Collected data
______________________________

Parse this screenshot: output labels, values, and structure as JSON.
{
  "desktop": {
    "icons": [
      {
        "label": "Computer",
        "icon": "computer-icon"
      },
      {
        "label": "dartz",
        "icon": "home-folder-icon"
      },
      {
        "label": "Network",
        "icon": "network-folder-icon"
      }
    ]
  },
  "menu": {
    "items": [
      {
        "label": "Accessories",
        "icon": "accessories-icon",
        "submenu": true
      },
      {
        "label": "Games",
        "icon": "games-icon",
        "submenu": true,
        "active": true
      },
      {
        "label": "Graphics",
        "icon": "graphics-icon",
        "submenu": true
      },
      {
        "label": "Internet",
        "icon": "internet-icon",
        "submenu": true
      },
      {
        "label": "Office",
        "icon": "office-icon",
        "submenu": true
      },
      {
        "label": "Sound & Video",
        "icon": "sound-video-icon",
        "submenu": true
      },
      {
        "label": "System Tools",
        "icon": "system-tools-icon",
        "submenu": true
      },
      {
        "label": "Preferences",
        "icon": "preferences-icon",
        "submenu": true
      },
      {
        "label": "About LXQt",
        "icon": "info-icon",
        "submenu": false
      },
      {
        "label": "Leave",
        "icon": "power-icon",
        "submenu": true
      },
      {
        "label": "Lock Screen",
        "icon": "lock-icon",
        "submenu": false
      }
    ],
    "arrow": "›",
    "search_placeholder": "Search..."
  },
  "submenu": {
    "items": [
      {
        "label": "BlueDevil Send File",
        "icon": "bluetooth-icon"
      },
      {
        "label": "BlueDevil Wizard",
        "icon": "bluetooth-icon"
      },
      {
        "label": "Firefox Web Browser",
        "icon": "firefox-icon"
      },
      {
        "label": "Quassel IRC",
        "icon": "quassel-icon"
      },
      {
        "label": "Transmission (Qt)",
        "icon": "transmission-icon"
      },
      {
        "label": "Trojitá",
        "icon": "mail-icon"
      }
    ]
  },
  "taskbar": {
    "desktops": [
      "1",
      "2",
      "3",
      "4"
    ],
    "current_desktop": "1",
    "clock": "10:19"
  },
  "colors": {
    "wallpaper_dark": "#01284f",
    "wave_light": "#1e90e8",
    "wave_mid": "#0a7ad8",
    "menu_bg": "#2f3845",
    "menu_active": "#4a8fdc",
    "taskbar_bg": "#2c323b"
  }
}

______________________________

— WHAT IS REQUIRED —
Count how many lines of the data include the word "folder". Your reply should be that number alone.

— ANSWER FOR THE TASK —
2